# INSTRUCTION:
Exactly repeat the material, dropping only the pictures.

# EXERCISE MATERIALS:
▼

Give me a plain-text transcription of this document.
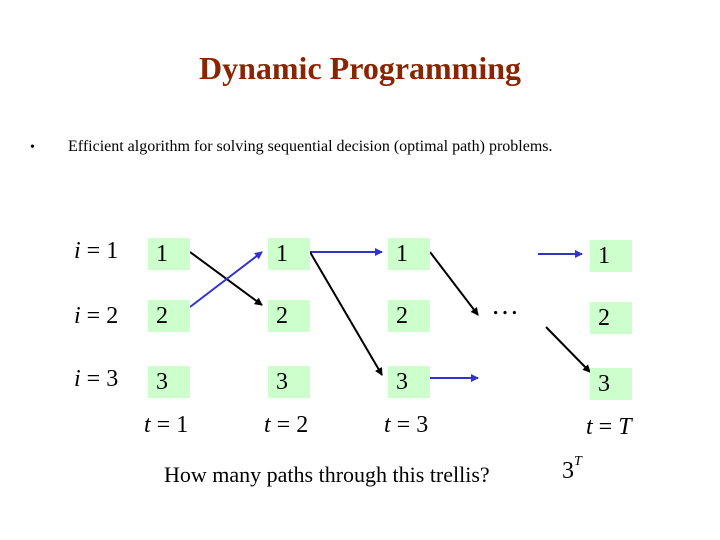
Dynamic Programming
• Efficient algorithm for solving sequential decision (optimal path) problems.
i = 1
i = 2
i = 3
1
2
3
1
2
3
1
2
3
1
2
3
…
t = 1	t = 2	t = 3	t = T
How many paths through this trellis?	$3^T$
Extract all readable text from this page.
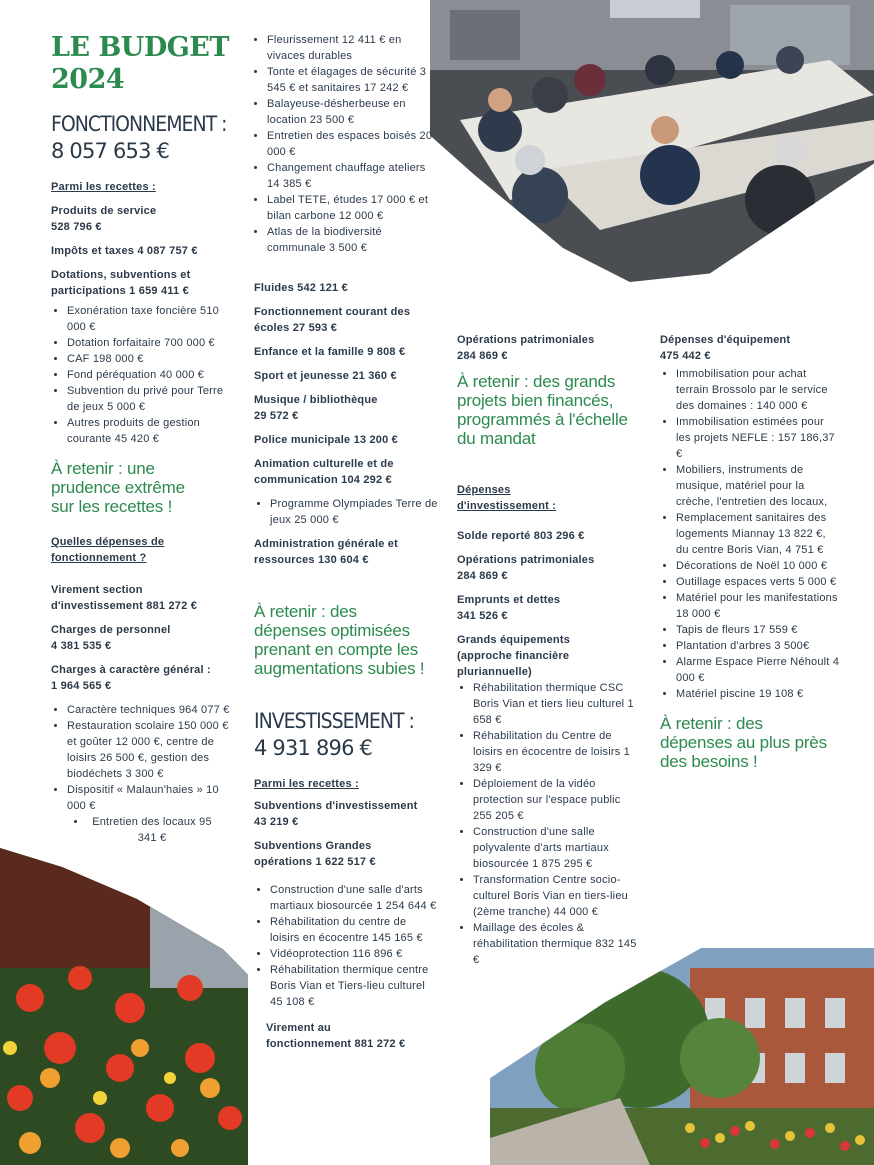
LE BUDGET 2024
FONCTIONNEMENT :
8 057 653 €
Parmi les recettes :
Produits de service
528 796 €
Impôts et taxes 4 087 757 €
Dotations, subventions et
participations 1 659 411 €
• Exonération taxe foncière 510 000 €
• Dotation forfaitaire 700 000 €
• CAF 198 000 €
• Fond péréquation 40 000 €
• Subvention du privé pour Terre de jeux 5 000 €
• Autres produits de gestion courante 45 420 €
À retenir : une prudence extrême sur les recettes !
Quelles dépenses de
fonctionnement ?
Virement section
d'investissement 881 272 €
Charges de personnel
4 381 535 €
Charges à caractère général :
1 964 565 €
• Caractère techniques 964 077 €
• Restauration scolaire 150 000 € et goûter 12 000 €, centre de loisirs 26 500 €, gestion des biodéchets 3 300 €
• Dispositif « Malaun'haies » 10 000 €
• Entretien des locaux 95 341 €
• Fleurissement 12 411 € en vivaces durables
• Tonte et élagages de sécurité 3 545 € et sanitaires 17 242 €
• Balayeuse-désherbeuse en location 23 500 €
• Entretien des espaces boisés 20 000 €
• Changement chauffage ateliers 14 385 €
• Label TETE, études 17 000 € et bilan carbone 12 000 €
• Atlas de la biodiversité communale 3 500 €
Fluides 542 121 €
Fonctionnement courant des
écoles 27 593 €
Enfance et la famille 9 808 €
Sport et jeunesse 21 360 €
Musique / bibliothèque
29 572 €
Police municipale 13 200 €
Animation culturelle et de
communication 104 292 €
• Programme Olympiades Terre de jeux 25 000 €
Administration générale et
ressources 130 604 €
À retenir : des dépenses optimisées prenant en compte les augmentations subies !
INVESTISSEMENT :
4 931 896 €
Parmi les recettes :
Subventions d'investissement
43 219 €
Subventions Grandes
opérations 1 622 517 €
• Construction d'une salle d'arts martiaux biosourcée 1 254 644 €
• Réhabilitation du centre de loisirs en écocentre 145 165 €
• Vidéoprotection 116 896 €
• Réhabilitation thermique centre Boris Vian et Tiers-lieu culturel 45 108 €
Virement au
fonctionnement 881 272 €
Opérations patrimoniales
284 869 €
À retenir : des grands projets bien financés, programmés à l'échelle du mandat
Dépenses
d'investissement :
Solde reporté 803 296 €
Opérations patrimoniales
284 869 €
Emprunts et dettes
341 526 €
Grands équipements
(approche financière
pluriannuelle)
• Réhabilitation thermique CSC Boris Vian et tiers lieu culturel 1 658 €
• Réhabilitation du Centre de loisirs en écocentre de loisirs 1 329 €
• Déploiement de la vidéo protection sur l'espace public 255 205 €
• Construction d'une salle polyvalente d'arts martiaux biosourcée 1 875 295 €
• Transformation Centre socio-culturel Boris Vian en tiers-lieu (2ème tranche) 44 000 €
• Maillage des écoles & réhabilitation thermique 832 145 €
Dépenses d'équipement
475 442 €
• Immobilisation pour achat terrain Brossolo par le service des domaines : 140 000 €
• Immobilisation estimées pour les projets NEFLE : 157 186,37 €
• Mobiliers, instruments de musique, matériel pour la crèche, l'entretien des locaux,
• Remplacement sanitaires des logements Miannay 13 822 €, du centre Boris Vian, 4 751 €
• Décorations de Noël 10 000 €
• Outillage espaces verts 5 000 €
• Matériel pour les manifestations 18 000 €
• Tapis de fleurs 17 559 €
• Plantation d'arbres 3 500€
• Alarme Espace Pierre Néhoult 4 000 €
• Matériel piscine 19 108 €
À retenir : des dépenses au plus près des besoins !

▲

# REPLY TO THE EXERCISE:
Give me a plain-text transcription of this document.
Dynamic Programming
• Efficient algorithm for solving sequential decision (optimal path) problems.
i = 1
i = 2
i = 3
1
2
3
1
2
3
1
2
3
1
2
3
…
t = 1	t = 2	t = 3	t = T
How many paths through this trellis?	$3^T$
Extract all readable text from this page.
LE BUDGET 2024
FONCTIONNEMENT :
8 057 653 €
Parmi les recettes :
Produits de service
528 796 €
Impôts et taxes 4 087 757 €
Dotations, subventions et
participations 1 659 411 €
• Exonération taxe foncière 510 000 €
• Dotation forfaitaire 700 000 €
• CAF 198 000 €
• Fond péréquation 40 000 €
• Subvention du privé pour Terre de jeux 5 000 €
• Autres produits de gestion courante 45 420 €
À retenir : une prudence extrême sur les recettes !
Quelles dépenses de
fonctionnement ?
Virement section
d'investissement 881 272 €
Charges de personnel
4 381 535 €
Charges à caractère général :
1 964 565 €
• Caractère techniques 964 077 €
• Restauration scolaire 150 000 € et goûter 12 000 €, centre de loisirs 26 500 €, gestion des biodéchets 3 300 €
• Dispositif « Malaun'haies » 10 000 €
• Entretien des locaux 95 341 €
• Fleurissement 12 411 € en vivaces durables
• Tonte et élagages de sécurité 3 545 € et sanitaires 17 242 €
• Balayeuse-désherbeuse en location 23 500 €
• Entretien des espaces boisés 20 000 €
• Changement chauffage ateliers 14 385 €
• Label TETE, études 17 000 € et bilan carbone 12 000 €
• Atlas de la biodiversité communale 3 500 €
Fluides 542 121 €
Fonctionnement courant des
écoles 27 593 €
Enfance et la famille 9 808 €
Sport et jeunesse 21 360 €
Musique / bibliothèque
29 572 €
Police municipale 13 200 €
Animation culturelle et de
communication 104 292 €
• Programme Olympiades Terre de jeux 25 000 €
Administration générale et
ressources 130 604 €
À retenir : des dépenses optimisées prenant en compte les augmentations subies !
INVESTISSEMENT :
4 931 896 €
Parmi les recettes :
Subventions d'investissement
43 219 €
Subventions Grandes
opérations 1 622 517 €
• Construction d'une salle d'arts martiaux biosourcée 1 254 644 €
• Réhabilitation du centre de loisirs en écocentre 145 165 €
• Vidéoprotection 116 896 €
• Réhabilitation thermique centre Boris Vian et Tiers-lieu culturel 45 108 €
Virement au
fonctionnement 881 272 €
Opérations patrimoniales
284 869 €
À retenir : des grands projets bien financés, programmés à l'échelle du mandat
Dépenses
d'investissement :
Solde reporté 803 296 €
Opérations patrimoniales
284 869 €
Emprunts et dettes
341 526 €
Grands équipements
(approche financière
pluriannuelle)
• Réhabilitation thermique CSC Boris Vian et tiers lieu culturel 1 658 €
• Réhabilitation du Centre de loisirs en écocentre de loisirs 1 329 €
• Déploiement de la vidéo protection sur l'espace public 255 205 €
• Construction d'une salle polyvalente d'arts martiaux biosourcée 1 875 295 €
• Transformation Centre socio-culturel Boris Vian en tiers-lieu (2ème tranche) 44 000 €
• Maillage des écoles & réhabilitation thermique 832 145 €
Dépenses d'équipement
475 442 €
• Immobilisation pour achat terrain Brossolo par le service des domaines : 140 000 €
• Immobilisation estimées pour les projets NEFLE : 157 186,37 €
• Mobiliers, instruments de musique, matériel pour la crèche, l'entretien des locaux,
• Remplacement sanitaires des logements Miannay 13 822 €, du centre Boris Vian, 4 751 €
• Décorations de Noël 10 000 €
• Outillage espaces verts 5 000 €
• Matériel pour les manifestations 18 000 €
• Tapis de fleurs 17 559 €
• Plantation d'arbres 3 500€
• Alarme Espace Pierre Néhoult 4 000 €
• Matériel piscine 19 108 €
À retenir : des dépenses au plus près des besoins !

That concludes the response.